Write out all of the entries exactly, please.

Figure collection entries:
::::

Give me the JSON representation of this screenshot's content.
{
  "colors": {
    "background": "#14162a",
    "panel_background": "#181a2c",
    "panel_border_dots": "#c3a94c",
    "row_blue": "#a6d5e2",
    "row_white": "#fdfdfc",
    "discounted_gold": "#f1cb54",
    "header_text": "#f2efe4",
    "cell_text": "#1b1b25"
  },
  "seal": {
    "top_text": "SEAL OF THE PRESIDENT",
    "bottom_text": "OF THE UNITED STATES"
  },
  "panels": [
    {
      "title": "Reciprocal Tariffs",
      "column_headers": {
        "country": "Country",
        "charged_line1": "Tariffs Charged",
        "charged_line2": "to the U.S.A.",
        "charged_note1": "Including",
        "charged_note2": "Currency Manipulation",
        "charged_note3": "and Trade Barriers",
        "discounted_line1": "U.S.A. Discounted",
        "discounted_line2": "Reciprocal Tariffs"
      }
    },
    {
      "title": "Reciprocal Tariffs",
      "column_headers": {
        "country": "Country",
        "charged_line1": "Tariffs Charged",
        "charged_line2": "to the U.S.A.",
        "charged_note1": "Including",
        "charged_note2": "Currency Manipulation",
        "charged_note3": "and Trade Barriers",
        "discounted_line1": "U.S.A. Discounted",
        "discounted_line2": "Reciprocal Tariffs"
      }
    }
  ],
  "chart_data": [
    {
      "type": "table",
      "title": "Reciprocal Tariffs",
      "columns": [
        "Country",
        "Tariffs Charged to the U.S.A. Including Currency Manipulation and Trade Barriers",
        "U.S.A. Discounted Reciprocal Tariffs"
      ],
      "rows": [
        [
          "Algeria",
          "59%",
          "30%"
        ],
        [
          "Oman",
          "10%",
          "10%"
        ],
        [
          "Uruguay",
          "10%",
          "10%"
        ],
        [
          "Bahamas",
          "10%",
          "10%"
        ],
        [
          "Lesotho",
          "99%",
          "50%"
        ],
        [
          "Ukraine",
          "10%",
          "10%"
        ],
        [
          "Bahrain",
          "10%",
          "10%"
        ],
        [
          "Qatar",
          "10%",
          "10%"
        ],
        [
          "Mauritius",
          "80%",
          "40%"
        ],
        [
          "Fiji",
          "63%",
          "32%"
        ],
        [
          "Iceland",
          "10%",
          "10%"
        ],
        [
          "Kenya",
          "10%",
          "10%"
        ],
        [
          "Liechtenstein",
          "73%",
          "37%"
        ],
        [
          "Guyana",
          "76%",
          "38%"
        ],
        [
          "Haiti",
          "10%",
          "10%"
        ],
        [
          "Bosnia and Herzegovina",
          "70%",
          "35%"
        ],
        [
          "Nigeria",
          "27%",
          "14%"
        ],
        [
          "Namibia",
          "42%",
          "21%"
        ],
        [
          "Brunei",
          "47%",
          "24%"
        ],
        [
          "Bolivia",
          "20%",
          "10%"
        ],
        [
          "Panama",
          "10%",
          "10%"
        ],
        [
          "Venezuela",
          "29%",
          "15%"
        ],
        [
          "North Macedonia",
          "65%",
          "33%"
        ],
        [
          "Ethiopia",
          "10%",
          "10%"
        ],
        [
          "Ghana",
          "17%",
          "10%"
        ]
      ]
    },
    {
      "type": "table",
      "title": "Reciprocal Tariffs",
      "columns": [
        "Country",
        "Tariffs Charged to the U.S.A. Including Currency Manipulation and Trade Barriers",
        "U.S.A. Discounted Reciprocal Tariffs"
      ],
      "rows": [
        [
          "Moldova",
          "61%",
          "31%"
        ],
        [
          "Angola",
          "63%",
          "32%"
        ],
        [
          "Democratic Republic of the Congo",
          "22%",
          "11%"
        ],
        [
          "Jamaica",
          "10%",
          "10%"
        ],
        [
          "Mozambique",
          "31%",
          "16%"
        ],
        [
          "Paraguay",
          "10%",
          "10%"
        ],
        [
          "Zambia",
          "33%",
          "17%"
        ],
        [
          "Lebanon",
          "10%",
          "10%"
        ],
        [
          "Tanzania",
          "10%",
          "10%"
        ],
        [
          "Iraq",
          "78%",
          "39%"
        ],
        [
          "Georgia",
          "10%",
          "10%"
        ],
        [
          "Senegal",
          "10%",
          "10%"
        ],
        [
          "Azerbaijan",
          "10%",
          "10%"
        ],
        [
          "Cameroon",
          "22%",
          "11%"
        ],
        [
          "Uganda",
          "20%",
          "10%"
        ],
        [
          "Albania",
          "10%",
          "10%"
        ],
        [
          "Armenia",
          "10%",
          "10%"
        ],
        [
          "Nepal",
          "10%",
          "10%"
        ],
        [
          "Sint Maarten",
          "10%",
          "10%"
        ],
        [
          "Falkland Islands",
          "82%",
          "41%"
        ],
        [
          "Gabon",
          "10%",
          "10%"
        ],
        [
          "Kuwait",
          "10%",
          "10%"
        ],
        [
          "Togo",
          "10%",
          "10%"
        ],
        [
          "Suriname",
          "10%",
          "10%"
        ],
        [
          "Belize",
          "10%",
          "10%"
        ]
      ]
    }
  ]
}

::::

Completed exercise:
Give me the JSON representation of this screenshot's content.
{
  "colors": {
    "background": "#14162a",
    "panel_background": "#181a2c",
    "panel_border_dots": "#c3a94c",
    "row_blue": "#a6d5e2",
    "row_white": "#fdfdfc",
    "discounted_gold": "#f1cb54",
    "header_text": "#f2efe4",
    "cell_text": "#1b1b25"
  },
  "seal": {
    "top_text": "SEAL OF THE PRESIDENT",
    "bottom_text": "OF THE UNITED STATES"
  },
  "panels": [
    {
      "title": "Reciprocal Tariffs",
      "column_headers": {
        "country": "Country",
        "charged_line1": "Tariffs Charged",
        "charged_line2": "to the U.S.A.",
        "charged_note1": "Including",
        "charged_note2": "Currency Manipulation",
        "charged_note3": "and Trade Barriers",
        "discounted_line1": "U.S.A. Discounted",
        "discounted_line2": "Reciprocal Tariffs"
      }
    },
    {
      "title": "Reciprocal Tariffs",
      "column_headers": {
        "country": "Country",
        "charged_line1": "Tariffs Charged",
        "charged_line2": "to the U.S.A.",
        "charged_note1": "Including",
        "charged_note2": "Currency Manipulation",
        "charged_note3": "and Trade Barriers",
        "discounted_line1": "U.S.A. Discounted",
        "discounted_line2": "Reciprocal Tariffs"
      }
    }
  ],
  "chart_data": [
    {
      "type": "table",
      "title": "Reciprocal Tariffs",
      "columns": [
        "Country",
        "Tariffs Charged to the U.S.A. Including Currency Manipulation and Trade Barriers",
        "U.S.A. Discounted Reciprocal Tariffs"
      ],
      "rows": [
        [
          "Algeria",
          "59%",
          "30%"
        ],
        [
          "Oman",
          "10%",
          "10%"
        ],
        [
          "Uruguay",
          "10%",
          "10%"
        ],
        [
          "Bahamas",
          "10%",
          "10%"
        ],
        [
          "Lesotho",
          "99%",
          "50%"
        ],
        [
          "Ukraine",
          "10%",
          "10%"
        ],
        [
          "Bahrain",
          "10%",
          "10%"
        ],
        [
          "Qatar",
          "10%",
          "10%"
        ],
        [
          "Mauritius",
          "80%",
          "40%"
        ],
        [
          "Fiji",
          "63%",
          "32%"
        ],
        [
          "Iceland",
          "10%",
          "10%"
        ],
        [
          "Kenya",
          "10%",
          "10%"
        ],
        [
          "Liechtenstein",
          "73%",
          "37%"
        ],
        [
          "Guyana",
          "76%",
          "38%"
        ],
        [
          "Haiti",
          "10%",
          "10%"
        ],
        [
          "Bosnia and Herzegovina",
          "70%",
          "35%"
        ],
        [
          "Nigeria",
          "27%",
          "14%"
        ],
        [
          "Namibia",
          "42%",
          "21%"
        ],
        [
          "Brunei",
          "47%",
          "24%"
        ],
        [
          "Bolivia",
          "20%",
          "10%"
        ],
        [
          "Panama",
          "10%",
          "10%"
        ],
        [
          "Venezuela",
          "29%",
          "15%"
        ],
        [
          "North Macedonia",
          "65%",
          "33%"
        ],
        [
          "Ethiopia",
          "10%",
          "10%"
        ],
        [
          "Ghana",
          "17%",
          "10%"
        ]
      ]
    },
    {
      "type": "table",
      "title": "Reciprocal Tariffs",
      "columns": [
        "Country",
        "Tariffs Charged to the U.S.A. Including Currency Manipulation and Trade Barriers",
        "U.S.A. Discounted Reciprocal Tariffs"
      ],
      "rows": [
        [
          "Moldova",
          "61%",
          "31%"
        ],
        [
          "Angola",
          "63%",
          "32%"
        ],
        [
          "Democratic Republic of the Congo",
          "22%",
          "11%"
        ],
        [
          "Jamaica",
          "10%",
          "10%"
        ],
        [
          "Mozambique",
          "31%",
          "16%"
        ],
        [
          "Paraguay",
          "10%",
          "10%"
        ],
        [
          "Zambia",
          "33%",
          "17%"
        ],
        [
          "Lebanon",
          "10%",
          "10%"
        ],
        [
          "Tanzania",
          "10%",
          "10%"
        ],
        [
          "Iraq",
          "78%",
          "39%"
        ],
        [
          "Georgia",
          "10%",
          "10%"
        ],
        [
          "Senegal",
          "10%",
          "10%"
        ],
        [
          "Azerbaijan",
          "10%",
          "10%"
        ],
        [
          "Cameroon",
          "22%",
          "11%"
        ],
        [
          "Uganda",
          "20%",
          "10%"
        ],
        [
          "Albania",
          "10%",
          "10%"
        ],
        [
          "Armenia",
          "10%",
          "10%"
        ],
        [
          "Nepal",
          "10%",
          "10%"
        ],
        [
          "Sint Maarten",
          "10%",
          "10%"
        ],
        [
          "Falkland Islands",
          "82%",
          "41%"
        ],
        [
          "Gabon",
          "10%",
          "10%"
        ],
        [
          "Kuwait",
          "10%",
          "10%"
        ],
        [
          "Togo",
          "10%",
          "10%"
        ],
        [
          "Suriname",
          "10%",
          "10%"
        ],
        [
          "Belize",
          "10%",
          "10%"
        ]
      ]
    }
  ]
}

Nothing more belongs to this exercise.